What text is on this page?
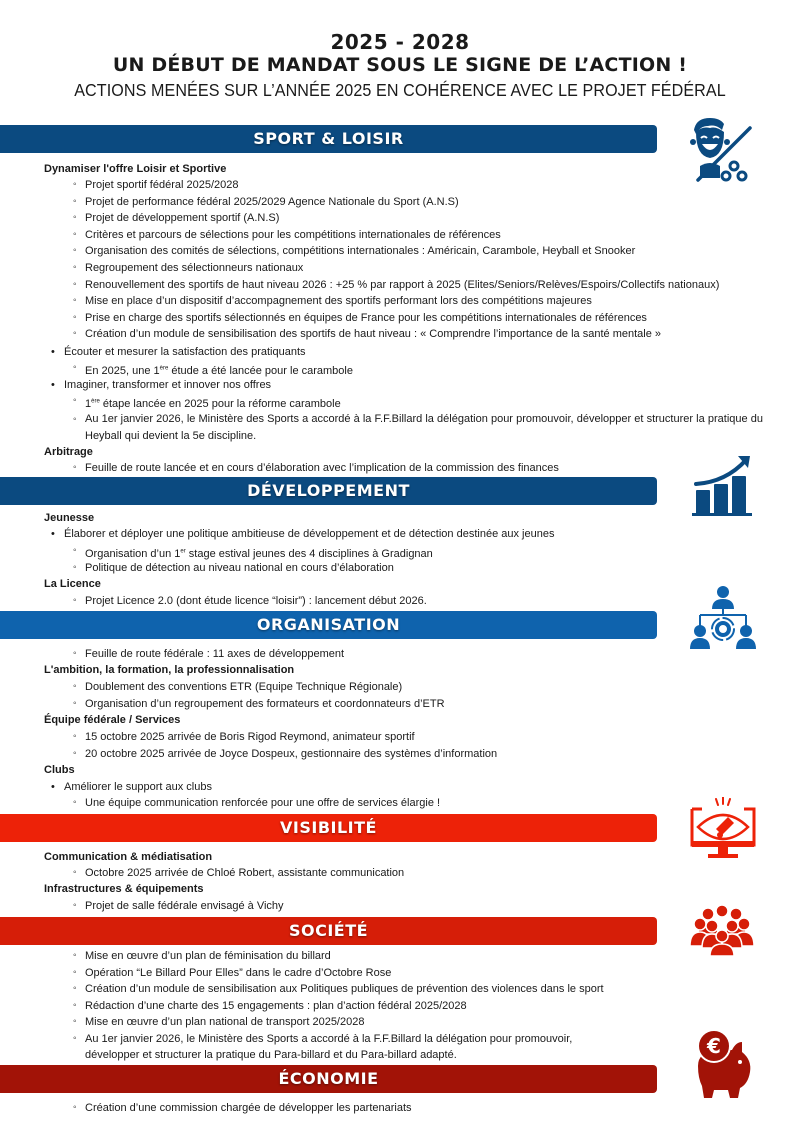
2025 - 2028
UN DÉBUT DE MANDAT SOUS LE SIGNE DE L’ACTION !
ACTIONS MENÉES SUR L’ANNÉE 2025 EN COHÉRENCE AVEC LE PROJET FÉDÉRAL
SPORT & LOISIR
Dynamiser l'offre Loisir et Sportive
◦ Projet sportif fédéral 2025/2028
◦ Projet de performance fédéral 2025/2029 Agence Nationale du Sport (A.N.S)
◦ Projet de développement sportif (A.N.S)
◦ Critères et parcours de sélections pour les compétitions internationales de références
◦ Organisation des comités de sélections, compétitions internationales : Américain, Carambole, Heyball et Snooker
◦ Regroupement des sélectionneurs nationaux
◦ Renouvellement des sportifs de haut niveau 2026 : +25 % par rapport à 2025 (Elites/Seniors/Relèves/Espoirs/Collectifs nationaux)
◦ Mise en place d’un dispositif d’accompagnement des sportifs performant lors des compétitions majeures
◦ Prise en charge des sportifs sélectionnés en équipes de France pour les compétitions internationales de références
◦ Création d’un module de sensibilisation des sportifs de haut niveau : « Comprendre l’importance de la santé mentale »
• Écouter et mesurer la satisfaction des pratiquants
◦ En 2025, une 1ère étude a été lancée pour le carambole
• Imaginer, transformer et innover nos offres
◦ 1ère étape lancée en 2025 pour la réforme carambole
◦ Au 1er janvier 2026, le Ministère des Sports a accordé à la F.F.Billard la délégation pour promouvoir, développer et structurer la pratique du Heyball qui devient la 5e discipline.
Arbitrage
◦ Feuille de route lancée et en cours d’élaboration avec l’implication de la commission des finances
DÉVELOPPEMENT
Jeunesse
• Élaborer et déployer une politique ambitieuse de développement et de détection destinée aux jeunes
◦ Organisation d’un 1er stage estival jeunes des 4 disciplines à Gradignan
◦ Politique de détection au niveau national en cours d’élaboration
La Licence
◦ Projet Licence 2.0 (dont étude licence “loisir”) : lancement début 2026.
ORGANISATION
◦ Feuille de route fédérale : 11 axes de développement
L'ambition, la formation, la professionnalisation
◦ Doublement des conventions ETR (Equipe Technique Régionale)
◦ Organisation d’un regroupement des formateurs et coordonnateurs d’ETR
Équipe fédérale / Services
◦ 15 octobre 2025 arrivée de Boris Rigod Reymond, animateur sportif
◦ 20 octobre 2025 arrivée de Joyce Dospeux, gestionnaire des systèmes d’information
Clubs
• Améliorer le support aux clubs
◦ Une équipe communication renforcée pour une offre de services élargie !
VISIBILITÉ
Communication & médiatisation
◦ Octobre 2025 arrivée de Chloé Robert, assistante communication
Infrastructures & équipements
◦ Projet de salle fédérale envisagé à Vichy
SOCIÉTÉ
◦ Mise en œuvre d’un plan de féminisation du billard
◦ Opération “Le Billard Pour Elles” dans le cadre d’Octobre Rose
◦ Création d’un module de sensibilisation aux Politiques publiques de prévention des violences dans le sport
◦ Rédaction d’une charte des 15 engagements : plan d’action fédéral 2025/2028
◦ Mise en œuvre d’un plan national de transport 2025/2028
◦ Au 1er janvier 2026, le Ministère des Sports a accordé à la F.F.Billard la délégation pour promouvoir,
développer et structurer la pratique du Para-billard et du Para-billard adapté.
ÉCONOMIE
€
◦ Création d’une commission chargée de développer les partenariats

* Stated exercise:
Using the records above, output their complete text exactly, minus any images.

* Complete answer:
What text is on this page?
2025 - 2028
UN DÉBUT DE MANDAT SOUS LE SIGNE DE L’ACTION !
ACTIONS MENÉES SUR L’ANNÉE 2025 EN COHÉRENCE AVEC LE PROJET FÉDÉRAL
SPORT & LOISIR
Dynamiser l'offre Loisir et Sportive
◦ Projet sportif fédéral 2025/2028
◦ Projet de performance fédéral 2025/2029 Agence Nationale du Sport (A.N.S)
◦ Projet de développement sportif (A.N.S)
◦ Critères et parcours de sélections pour les compétitions internationales de références
◦ Organisation des comités de sélections, compétitions internationales : Américain, Carambole, Heyball et Snooker
◦ Regroupement des sélectionneurs nationaux
◦ Renouvellement des sportifs de haut niveau 2026 : +25 % par rapport à 2025 (Elites/Seniors/Relèves/Espoirs/Collectifs nationaux)
◦ Mise en place d’un dispositif d’accompagnement des sportifs performant lors des compétitions majeures
◦ Prise en charge des sportifs sélectionnés en équipes de France pour les compétitions internationales de références
◦ Création d’un module de sensibilisation des sportifs de haut niveau : « Comprendre l’importance de la santé mentale »
• Écouter et mesurer la satisfaction des pratiquants
◦ En 2025, une 1ère étude a été lancée pour le carambole
• Imaginer, transformer et innover nos offres
◦ 1ère étape lancée en 2025 pour la réforme carambole
◦ Au 1er janvier 2026, le Ministère des Sports a accordé à la F.F.Billard la délégation pour promouvoir, développer et structurer la pratique du Heyball qui devient la 5e discipline.
Arbitrage
◦ Feuille de route lancée et en cours d’élaboration avec l’implication de la commission des finances
DÉVELOPPEMENT
Jeunesse
• Élaborer et déployer une politique ambitieuse de développement et de détection destinée aux jeunes
◦ Organisation d’un 1er stage estival jeunes des 4 disciplines à Gradignan
◦ Politique de détection au niveau national en cours d’élaboration
La Licence
◦ Projet Licence 2.0 (dont étude licence “loisir”) : lancement début 2026.
ORGANISATION
◦ Feuille de route fédérale : 11 axes de développement
L'ambition, la formation, la professionnalisation
◦ Doublement des conventions ETR (Equipe Technique Régionale)
◦ Organisation d’un regroupement des formateurs et coordonnateurs d’ETR
Équipe fédérale / Services
◦ 15 octobre 2025 arrivée de Boris Rigod Reymond, animateur sportif
◦ 20 octobre 2025 arrivée de Joyce Dospeux, gestionnaire des systèmes d’information
Clubs
• Améliorer le support aux clubs
◦ Une équipe communication renforcée pour une offre de services élargie !
VISIBILITÉ
Communication & médiatisation
◦ Octobre 2025 arrivée de Chloé Robert, assistante communication
Infrastructures & équipements
◦ Projet de salle fédérale envisagé à Vichy
SOCIÉTÉ
◦ Mise en œuvre d’un plan de féminisation du billard
◦ Opération “Le Billard Pour Elles” dans le cadre d’Octobre Rose
◦ Création d’un module de sensibilisation aux Politiques publiques de prévention des violences dans le sport
◦ Rédaction d’une charte des 15 engagements : plan d’action fédéral 2025/2028
◦ Mise en œuvre d’un plan national de transport 2025/2028
◦ Au 1er janvier 2026, le Ministère des Sports a accordé à la F.F.Billard la délégation pour promouvoir,
développer et structurer la pratique du Para-billard et du Para-billard adapté.
ÉCONOMIE
€
◦ Création d’une commission chargée de développer les partenariats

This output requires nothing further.